Latest update shows threat is on the rise

Farmers and animal health professionals are being warned to be on their guard for blowfly strike following the latest update from National Animal Disease Information Service and Elanco.

According to the update, risk levels are currently at “medium” across the UK. However, experts believe this is likely to increase in the imminent future.

Reports of blowfly cases by farmers on the Elanco Blowfly Strike Tracker reveal sheep struck across almost the entirety of the UK.  
Richard Wall, professor of zoology and compiler of the Blowfly Risk Alerts said: "Although temperatures are increasing, dry weather stops maggots surviving, particularly on lambs, and so limits strike risk. However, rain in late May or early June will seriously increase the risk, especially for ewes, so consider applying appropriate strike treatment, extra care when checking sheep or early shearing."

▶ _The data_:
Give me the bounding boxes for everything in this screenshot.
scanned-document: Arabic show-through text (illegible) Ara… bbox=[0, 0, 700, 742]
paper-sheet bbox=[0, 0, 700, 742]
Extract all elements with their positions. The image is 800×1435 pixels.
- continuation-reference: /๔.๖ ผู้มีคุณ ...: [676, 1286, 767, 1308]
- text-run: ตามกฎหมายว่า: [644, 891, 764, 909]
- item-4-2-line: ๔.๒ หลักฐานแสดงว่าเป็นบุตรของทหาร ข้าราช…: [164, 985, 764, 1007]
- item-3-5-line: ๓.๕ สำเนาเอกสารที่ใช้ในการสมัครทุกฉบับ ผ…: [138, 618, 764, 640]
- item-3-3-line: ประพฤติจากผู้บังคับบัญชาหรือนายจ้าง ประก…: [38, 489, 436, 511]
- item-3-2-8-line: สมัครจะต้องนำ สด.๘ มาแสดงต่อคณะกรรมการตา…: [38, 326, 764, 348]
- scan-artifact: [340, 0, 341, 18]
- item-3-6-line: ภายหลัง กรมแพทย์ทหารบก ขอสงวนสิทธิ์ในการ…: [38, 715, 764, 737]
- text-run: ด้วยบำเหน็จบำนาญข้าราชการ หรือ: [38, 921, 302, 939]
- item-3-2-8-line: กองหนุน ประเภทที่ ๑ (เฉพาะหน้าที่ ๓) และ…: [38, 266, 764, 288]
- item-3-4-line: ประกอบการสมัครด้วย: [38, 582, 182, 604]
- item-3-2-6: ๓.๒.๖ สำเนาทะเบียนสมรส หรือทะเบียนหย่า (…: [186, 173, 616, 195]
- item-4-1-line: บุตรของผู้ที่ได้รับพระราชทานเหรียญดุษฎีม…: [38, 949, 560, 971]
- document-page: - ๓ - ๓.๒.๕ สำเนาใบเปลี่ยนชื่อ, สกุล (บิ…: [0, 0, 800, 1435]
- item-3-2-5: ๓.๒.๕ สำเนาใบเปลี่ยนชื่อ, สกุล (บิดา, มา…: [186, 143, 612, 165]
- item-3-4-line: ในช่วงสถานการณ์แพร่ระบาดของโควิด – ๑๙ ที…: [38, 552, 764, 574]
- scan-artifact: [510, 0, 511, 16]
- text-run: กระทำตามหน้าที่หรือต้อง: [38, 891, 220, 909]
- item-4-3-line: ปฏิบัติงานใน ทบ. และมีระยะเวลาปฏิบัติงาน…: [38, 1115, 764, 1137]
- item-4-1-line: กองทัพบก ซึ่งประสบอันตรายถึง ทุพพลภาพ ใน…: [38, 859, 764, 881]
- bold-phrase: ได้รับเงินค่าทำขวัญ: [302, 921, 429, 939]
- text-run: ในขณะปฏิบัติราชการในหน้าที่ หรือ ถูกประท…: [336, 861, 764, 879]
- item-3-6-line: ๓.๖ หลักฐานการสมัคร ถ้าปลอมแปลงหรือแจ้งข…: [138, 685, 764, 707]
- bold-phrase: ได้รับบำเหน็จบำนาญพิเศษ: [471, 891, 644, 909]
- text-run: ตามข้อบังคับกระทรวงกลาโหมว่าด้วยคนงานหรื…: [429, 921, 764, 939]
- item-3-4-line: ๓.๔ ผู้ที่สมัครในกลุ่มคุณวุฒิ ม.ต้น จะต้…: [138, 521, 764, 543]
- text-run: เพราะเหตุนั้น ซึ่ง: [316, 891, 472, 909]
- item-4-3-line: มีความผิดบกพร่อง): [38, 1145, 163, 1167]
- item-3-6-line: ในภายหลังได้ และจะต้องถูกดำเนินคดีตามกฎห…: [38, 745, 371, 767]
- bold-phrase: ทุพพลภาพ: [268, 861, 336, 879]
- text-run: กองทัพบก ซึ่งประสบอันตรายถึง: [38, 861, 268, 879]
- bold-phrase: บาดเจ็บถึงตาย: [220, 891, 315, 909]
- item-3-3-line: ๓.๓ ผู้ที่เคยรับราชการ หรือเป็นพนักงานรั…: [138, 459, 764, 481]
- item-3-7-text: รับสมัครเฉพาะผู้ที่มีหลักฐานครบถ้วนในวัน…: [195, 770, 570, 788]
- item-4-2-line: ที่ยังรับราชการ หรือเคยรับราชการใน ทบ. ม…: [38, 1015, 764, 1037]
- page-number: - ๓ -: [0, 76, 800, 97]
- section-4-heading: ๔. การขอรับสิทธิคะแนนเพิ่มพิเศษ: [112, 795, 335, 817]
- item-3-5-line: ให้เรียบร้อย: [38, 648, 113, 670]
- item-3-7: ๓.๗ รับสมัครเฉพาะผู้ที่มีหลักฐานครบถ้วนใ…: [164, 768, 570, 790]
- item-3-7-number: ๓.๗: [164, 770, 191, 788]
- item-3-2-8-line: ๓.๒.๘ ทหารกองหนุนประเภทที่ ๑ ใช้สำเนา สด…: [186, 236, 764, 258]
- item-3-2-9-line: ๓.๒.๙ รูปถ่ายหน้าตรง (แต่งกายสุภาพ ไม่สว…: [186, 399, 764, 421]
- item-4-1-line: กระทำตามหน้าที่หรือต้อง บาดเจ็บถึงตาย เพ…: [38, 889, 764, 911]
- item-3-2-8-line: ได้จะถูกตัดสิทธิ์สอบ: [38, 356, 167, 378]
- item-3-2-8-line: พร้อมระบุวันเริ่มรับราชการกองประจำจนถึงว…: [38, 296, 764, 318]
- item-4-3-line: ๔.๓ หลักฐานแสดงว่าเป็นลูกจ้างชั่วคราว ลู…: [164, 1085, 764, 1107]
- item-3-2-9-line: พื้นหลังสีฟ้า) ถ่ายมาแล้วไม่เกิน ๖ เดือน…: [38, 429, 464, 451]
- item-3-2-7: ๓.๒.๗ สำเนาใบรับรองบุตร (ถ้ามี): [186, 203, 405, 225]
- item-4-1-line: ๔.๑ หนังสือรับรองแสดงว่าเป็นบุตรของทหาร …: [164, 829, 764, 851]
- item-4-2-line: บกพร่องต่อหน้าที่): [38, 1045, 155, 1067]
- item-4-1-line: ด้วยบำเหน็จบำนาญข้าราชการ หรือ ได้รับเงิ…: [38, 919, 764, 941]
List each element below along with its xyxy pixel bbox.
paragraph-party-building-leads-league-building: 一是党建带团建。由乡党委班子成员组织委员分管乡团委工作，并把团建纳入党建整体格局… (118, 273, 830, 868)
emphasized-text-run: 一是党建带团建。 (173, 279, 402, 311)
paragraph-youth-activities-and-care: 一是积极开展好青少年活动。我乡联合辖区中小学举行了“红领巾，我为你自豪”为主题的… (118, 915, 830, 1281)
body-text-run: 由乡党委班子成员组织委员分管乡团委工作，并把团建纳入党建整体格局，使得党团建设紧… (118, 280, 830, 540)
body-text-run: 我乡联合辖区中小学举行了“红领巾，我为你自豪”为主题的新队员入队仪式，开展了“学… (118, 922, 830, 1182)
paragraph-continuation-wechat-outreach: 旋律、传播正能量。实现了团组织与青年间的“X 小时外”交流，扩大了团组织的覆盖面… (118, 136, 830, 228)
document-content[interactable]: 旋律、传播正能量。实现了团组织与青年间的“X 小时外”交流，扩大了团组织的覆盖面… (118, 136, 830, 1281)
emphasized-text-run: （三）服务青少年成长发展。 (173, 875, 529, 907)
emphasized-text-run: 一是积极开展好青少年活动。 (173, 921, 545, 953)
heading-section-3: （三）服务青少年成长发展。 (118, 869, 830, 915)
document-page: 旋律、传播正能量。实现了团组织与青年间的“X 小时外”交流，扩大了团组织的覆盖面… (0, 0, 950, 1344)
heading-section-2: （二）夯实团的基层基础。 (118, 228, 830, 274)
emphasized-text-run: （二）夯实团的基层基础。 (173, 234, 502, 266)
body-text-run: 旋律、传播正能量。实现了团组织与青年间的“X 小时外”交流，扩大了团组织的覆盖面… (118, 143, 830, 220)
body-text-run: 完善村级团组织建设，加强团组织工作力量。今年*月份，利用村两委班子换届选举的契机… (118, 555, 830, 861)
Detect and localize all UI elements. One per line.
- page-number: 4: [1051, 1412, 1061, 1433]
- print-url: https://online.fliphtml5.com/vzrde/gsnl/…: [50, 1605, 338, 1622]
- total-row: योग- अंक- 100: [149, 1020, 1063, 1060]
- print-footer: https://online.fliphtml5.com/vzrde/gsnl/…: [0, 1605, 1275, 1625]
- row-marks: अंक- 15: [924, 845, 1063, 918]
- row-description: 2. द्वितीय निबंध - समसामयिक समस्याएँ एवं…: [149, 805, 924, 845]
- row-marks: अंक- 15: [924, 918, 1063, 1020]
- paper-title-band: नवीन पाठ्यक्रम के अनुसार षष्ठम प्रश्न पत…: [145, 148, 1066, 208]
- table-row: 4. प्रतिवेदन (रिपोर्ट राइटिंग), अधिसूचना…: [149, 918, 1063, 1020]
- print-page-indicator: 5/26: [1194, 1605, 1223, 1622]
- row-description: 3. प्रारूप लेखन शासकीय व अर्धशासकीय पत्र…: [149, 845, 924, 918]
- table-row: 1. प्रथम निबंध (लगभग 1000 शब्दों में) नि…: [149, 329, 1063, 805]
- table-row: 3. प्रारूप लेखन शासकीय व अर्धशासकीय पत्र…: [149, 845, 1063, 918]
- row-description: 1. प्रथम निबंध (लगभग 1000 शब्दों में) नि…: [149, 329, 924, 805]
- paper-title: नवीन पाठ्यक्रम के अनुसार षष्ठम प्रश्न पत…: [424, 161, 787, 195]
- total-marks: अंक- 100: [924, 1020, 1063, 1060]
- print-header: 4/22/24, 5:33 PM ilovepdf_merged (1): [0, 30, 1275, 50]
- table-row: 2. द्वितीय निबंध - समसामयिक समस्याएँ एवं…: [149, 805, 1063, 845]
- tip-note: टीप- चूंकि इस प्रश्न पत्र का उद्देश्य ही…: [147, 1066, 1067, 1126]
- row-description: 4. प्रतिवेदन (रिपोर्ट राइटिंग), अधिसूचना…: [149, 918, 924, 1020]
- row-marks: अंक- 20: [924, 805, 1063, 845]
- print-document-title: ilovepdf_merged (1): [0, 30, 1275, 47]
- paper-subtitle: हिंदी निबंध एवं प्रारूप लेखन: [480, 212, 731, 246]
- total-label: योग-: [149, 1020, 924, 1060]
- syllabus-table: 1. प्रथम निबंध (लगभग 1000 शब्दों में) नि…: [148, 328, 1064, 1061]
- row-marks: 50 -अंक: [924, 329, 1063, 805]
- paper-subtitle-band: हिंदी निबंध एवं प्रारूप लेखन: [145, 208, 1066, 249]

▶ _Task instructions_:
1 – Answer these questions from the blowfly article.
(a) Which two bodies issued the latest update?
(b) What risk level does the update give across the UK?
(c) According to Richard Wall, what stops maggots surviving?
2 – Write a continuation of the blowfly article, starting right after its final sentence.
The rows are separate material and have no connection to the blowfly article.

▶ _Replies_:
1 –
(a) National Animal Disease Information Service and Elanco.
(b) Medium.
(c) Dry weather.

2 –
"Blowfly populations are generally slow to build up over the early part of Spring and Summer, but warm wet weather can change the risk quickly. Good preparation for strike control and continuous vigilance are important."

Independent sheep veterinary consultant Dr Fiona Lovatt commented: "Many farmers will wait and treat later due to perceived savings in treatment cost, but this is a false economy as the duration of efficacy for some products is so long anyway.”

"Treating earlier in the year means a smaller lamb and so potentially a smaller dose, which is a genuine saving."

A study by Elanco conducted in partnership with the National Farm Research Unit found that 99 per cent of farmers have suffered financial loss as a result of blowfly strike. A further 82 per cent agreed the blowfly season is getting longer, with cases of strike being reported as early as February and as late as November.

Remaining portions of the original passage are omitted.